### [Your objective]
Every line of the material below must be repeated exactly.

(Stored items from a collection)

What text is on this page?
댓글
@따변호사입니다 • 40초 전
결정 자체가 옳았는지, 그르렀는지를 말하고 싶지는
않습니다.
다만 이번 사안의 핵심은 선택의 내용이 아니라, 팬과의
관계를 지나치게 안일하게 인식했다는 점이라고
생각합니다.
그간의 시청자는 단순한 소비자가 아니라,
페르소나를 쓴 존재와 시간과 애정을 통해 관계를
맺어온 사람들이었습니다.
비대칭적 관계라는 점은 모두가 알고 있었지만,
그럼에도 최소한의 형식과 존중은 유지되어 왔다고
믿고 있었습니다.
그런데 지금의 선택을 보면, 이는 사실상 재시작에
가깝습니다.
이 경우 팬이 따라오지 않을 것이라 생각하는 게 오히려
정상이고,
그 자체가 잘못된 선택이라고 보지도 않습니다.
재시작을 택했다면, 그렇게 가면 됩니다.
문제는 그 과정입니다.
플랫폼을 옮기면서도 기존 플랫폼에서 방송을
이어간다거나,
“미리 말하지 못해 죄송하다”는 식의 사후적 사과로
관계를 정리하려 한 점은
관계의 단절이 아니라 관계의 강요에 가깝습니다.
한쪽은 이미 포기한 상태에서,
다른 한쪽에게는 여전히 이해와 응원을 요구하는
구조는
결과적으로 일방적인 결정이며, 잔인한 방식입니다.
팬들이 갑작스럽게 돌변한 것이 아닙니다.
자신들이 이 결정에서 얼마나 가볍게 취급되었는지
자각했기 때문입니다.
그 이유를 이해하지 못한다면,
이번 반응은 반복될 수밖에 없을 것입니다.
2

### [Solution for this task]
What text is on this page?
댓글
@따변호사입니다 • 40초 전
결정 자체가 옳았는지, 그르렀는지를 말하고 싶지는
않습니다.
다만 이번 사안의 핵심은 선택의 내용이 아니라, 팬과의
관계를 지나치게 안일하게 인식했다는 점이라고
생각합니다.
그간의 시청자는 단순한 소비자가 아니라,
페르소나를 쓴 존재와 시간과 애정을 통해 관계를
맺어온 사람들이었습니다.
비대칭적 관계라는 점은 모두가 알고 있었지만,
그럼에도 최소한의 형식과 존중은 유지되어 왔다고
믿고 있었습니다.
그런데 지금의 선택을 보면, 이는 사실상 재시작에
가깝습니다.
이 경우 팬이 따라오지 않을 것이라 생각하는 게 오히려
정상이고,
그 자체가 잘못된 선택이라고 보지도 않습니다.
재시작을 택했다면, 그렇게 가면 됩니다.
문제는 그 과정입니다.
플랫폼을 옮기면서도 기존 플랫폼에서 방송을
이어간다거나,
“미리 말하지 못해 죄송하다”는 식의 사후적 사과로
관계를 정리하려 한 점은
관계의 단절이 아니라 관계의 강요에 가깝습니다.
한쪽은 이미 포기한 상태에서,
다른 한쪽에게는 여전히 이해와 응원을 요구하는
구조는
결과적으로 일방적인 결정이며, 잔인한 방식입니다.
팬들이 갑작스럽게 돌변한 것이 아닙니다.
자신들이 이 결정에서 얼마나 가볍게 취급되었는지
자각했기 때문입니다.
그 이유를 이해하지 못한다면,
이번 반응은 반복될 수밖에 없을 것입니다.
2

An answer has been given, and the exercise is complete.